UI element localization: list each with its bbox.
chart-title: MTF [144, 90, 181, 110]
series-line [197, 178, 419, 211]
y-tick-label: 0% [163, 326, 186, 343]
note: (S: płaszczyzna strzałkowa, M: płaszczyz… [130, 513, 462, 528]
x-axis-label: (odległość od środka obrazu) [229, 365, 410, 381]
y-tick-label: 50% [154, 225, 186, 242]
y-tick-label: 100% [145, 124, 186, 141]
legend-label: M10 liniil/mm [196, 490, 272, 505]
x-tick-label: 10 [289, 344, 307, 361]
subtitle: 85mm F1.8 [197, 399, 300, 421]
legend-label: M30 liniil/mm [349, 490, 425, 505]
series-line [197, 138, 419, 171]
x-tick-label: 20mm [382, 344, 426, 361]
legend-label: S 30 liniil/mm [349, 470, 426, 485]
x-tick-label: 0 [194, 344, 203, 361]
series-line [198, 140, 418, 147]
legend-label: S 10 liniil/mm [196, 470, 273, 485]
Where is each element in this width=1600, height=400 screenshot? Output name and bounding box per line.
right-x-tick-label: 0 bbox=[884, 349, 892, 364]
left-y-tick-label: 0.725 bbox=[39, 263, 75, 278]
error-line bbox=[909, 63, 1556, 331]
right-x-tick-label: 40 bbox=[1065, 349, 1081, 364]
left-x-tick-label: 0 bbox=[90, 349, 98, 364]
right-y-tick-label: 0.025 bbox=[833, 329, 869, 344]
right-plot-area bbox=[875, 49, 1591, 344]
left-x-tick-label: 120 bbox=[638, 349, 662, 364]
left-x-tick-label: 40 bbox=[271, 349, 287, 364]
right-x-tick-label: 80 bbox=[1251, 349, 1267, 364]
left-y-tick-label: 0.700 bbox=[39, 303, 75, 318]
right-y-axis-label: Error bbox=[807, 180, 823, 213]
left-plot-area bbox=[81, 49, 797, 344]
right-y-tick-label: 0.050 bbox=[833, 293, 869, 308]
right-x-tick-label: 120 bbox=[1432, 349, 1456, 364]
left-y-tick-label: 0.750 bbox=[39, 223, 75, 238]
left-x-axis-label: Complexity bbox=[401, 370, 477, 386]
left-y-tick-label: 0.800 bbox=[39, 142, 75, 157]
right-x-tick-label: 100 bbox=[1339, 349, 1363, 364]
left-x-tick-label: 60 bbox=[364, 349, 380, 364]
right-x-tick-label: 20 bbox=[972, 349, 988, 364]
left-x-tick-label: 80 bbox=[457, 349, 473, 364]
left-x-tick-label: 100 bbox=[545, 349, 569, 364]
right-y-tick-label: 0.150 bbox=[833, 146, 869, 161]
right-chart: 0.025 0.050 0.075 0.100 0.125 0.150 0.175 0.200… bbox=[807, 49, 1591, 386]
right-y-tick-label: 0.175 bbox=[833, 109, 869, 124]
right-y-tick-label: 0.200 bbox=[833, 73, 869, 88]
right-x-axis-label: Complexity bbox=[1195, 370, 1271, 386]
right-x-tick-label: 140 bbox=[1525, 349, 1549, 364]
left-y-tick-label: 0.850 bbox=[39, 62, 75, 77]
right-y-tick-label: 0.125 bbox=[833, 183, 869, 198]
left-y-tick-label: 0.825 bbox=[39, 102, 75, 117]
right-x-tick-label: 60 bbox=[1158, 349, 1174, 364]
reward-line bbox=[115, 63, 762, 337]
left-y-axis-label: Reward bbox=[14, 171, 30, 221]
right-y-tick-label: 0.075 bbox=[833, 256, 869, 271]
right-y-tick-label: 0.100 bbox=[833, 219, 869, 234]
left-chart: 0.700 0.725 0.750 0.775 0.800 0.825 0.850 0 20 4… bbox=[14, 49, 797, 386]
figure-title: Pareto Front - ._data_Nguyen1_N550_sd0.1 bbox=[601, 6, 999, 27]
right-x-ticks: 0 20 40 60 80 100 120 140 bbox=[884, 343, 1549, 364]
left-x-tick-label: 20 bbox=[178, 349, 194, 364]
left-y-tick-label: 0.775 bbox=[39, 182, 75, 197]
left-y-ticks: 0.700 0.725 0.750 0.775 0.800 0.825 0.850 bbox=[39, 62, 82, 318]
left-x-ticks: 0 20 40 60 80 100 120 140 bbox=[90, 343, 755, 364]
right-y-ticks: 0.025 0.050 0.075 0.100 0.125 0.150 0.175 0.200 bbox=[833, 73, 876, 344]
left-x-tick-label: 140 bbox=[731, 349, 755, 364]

_ _ _ _ _ _ _

◆ **Task details**
Reproduce every row above verbatim, changing nothing.

◆ **Result**
UI element localization: list each with its bbox.
chart-title: MTF [144, 90, 181, 110]
series-line [197, 178, 419, 211]
y-tick-label: 0% [163, 326, 186, 343]
note: (S: płaszczyzna strzałkowa, M: płaszczyz… [130, 513, 462, 528]
x-axis-label: (odległość od środka obrazu) [229, 365, 410, 381]
y-tick-label: 50% [154, 225, 186, 242]
y-tick-label: 100% [145, 124, 186, 141]
legend-label: M10 liniil/mm [196, 490, 272, 505]
x-tick-label: 10 [289, 344, 307, 361]
subtitle: 85mm F1.8 [197, 399, 300, 421]
legend-label: M30 liniil/mm [349, 490, 425, 505]
series-line [197, 138, 419, 171]
x-tick-label: 20mm [382, 344, 426, 361]
legend-label: S 30 liniil/mm [349, 470, 426, 485]
x-tick-label: 0 [194, 344, 203, 361]
series-line [198, 140, 418, 147]
legend-label: S 10 liniil/mm [196, 470, 273, 485]
Where is each element in this width=1600, height=400 screenshot? Output name and bounding box per line.
right-x-tick-label: 0 bbox=[884, 349, 892, 364]
left-y-tick-label: 0.725 bbox=[39, 263, 75, 278]
error-line bbox=[909, 63, 1556, 331]
right-x-tick-label: 40 bbox=[1065, 349, 1081, 364]
left-x-tick-label: 0 bbox=[90, 349, 98, 364]
right-y-tick-label: 0.025 bbox=[833, 329, 869, 344]
right-plot-area bbox=[875, 49, 1591, 344]
left-x-tick-label: 120 bbox=[638, 349, 662, 364]
left-x-tick-label: 40 bbox=[271, 349, 287, 364]
right-x-tick-label: 80 bbox=[1251, 349, 1267, 364]
left-y-tick-label: 0.700 bbox=[39, 303, 75, 318]
right-y-axis-label: Error bbox=[807, 180, 823, 213]
left-plot-area bbox=[81, 49, 797, 344]
right-y-tick-label: 0.050 bbox=[833, 293, 869, 308]
right-x-tick-label: 120 bbox=[1432, 349, 1456, 364]
left-y-tick-label: 0.750 bbox=[39, 223, 75, 238]
left-x-axis-label: Complexity bbox=[401, 370, 477, 386]
left-y-tick-label: 0.800 bbox=[39, 142, 75, 157]
right-x-tick-label: 100 bbox=[1339, 349, 1363, 364]
left-x-tick-label: 60 bbox=[364, 349, 380, 364]
right-x-tick-label: 20 bbox=[972, 349, 988, 364]
left-x-tick-label: 80 bbox=[457, 349, 473, 364]
left-x-tick-label: 100 bbox=[545, 349, 569, 364]
right-y-tick-label: 0.150 bbox=[833, 146, 869, 161]
right-chart: 0.025 0.050 0.075 0.100 0.125 0.150 0.175 0.200… bbox=[807, 49, 1591, 386]
right-y-tick-label: 0.175 bbox=[833, 109, 869, 124]
right-y-tick-label: 0.200 bbox=[833, 73, 869, 88]
right-x-axis-label: Complexity bbox=[1195, 370, 1271, 386]
right-x-tick-label: 140 bbox=[1525, 349, 1549, 364]
left-y-tick-label: 0.850 bbox=[39, 62, 75, 77]
right-y-tick-label: 0.125 bbox=[833, 183, 869, 198]
left-y-tick-label: 0.825 bbox=[39, 102, 75, 117]
right-x-tick-label: 60 bbox=[1158, 349, 1174, 364]
reward-line bbox=[115, 63, 762, 337]
left-y-axis-label: Reward bbox=[14, 171, 30, 221]
right-y-tick-label: 0.075 bbox=[833, 256, 869, 271]
right-y-tick-label: 0.100 bbox=[833, 219, 869, 234]
left-chart: 0.700 0.725 0.750 0.775 0.800 0.825 0.850 0 20 4… bbox=[14, 49, 797, 386]
figure-title: Pareto Front - ._data_Nguyen1_N550_sd0.1 bbox=[601, 6, 999, 27]
right-x-ticks: 0 20 40 60 80 100 120 140 bbox=[884, 343, 1549, 364]
left-x-tick-label: 20 bbox=[178, 349, 194, 364]
left-y-tick-label: 0.775 bbox=[39, 182, 75, 197]
left-y-ticks: 0.700 0.725 0.750 0.775 0.800 0.825 0.850 bbox=[39, 62, 82, 318]
left-x-ticks: 0 20 40 60 80 100 120 140 bbox=[90, 343, 755, 364]
right-y-ticks: 0.025 0.050 0.075 0.100 0.125 0.150 0.175 0.200 bbox=[833, 73, 876, 344]
left-x-tick-label: 140 bbox=[731, 349, 755, 364]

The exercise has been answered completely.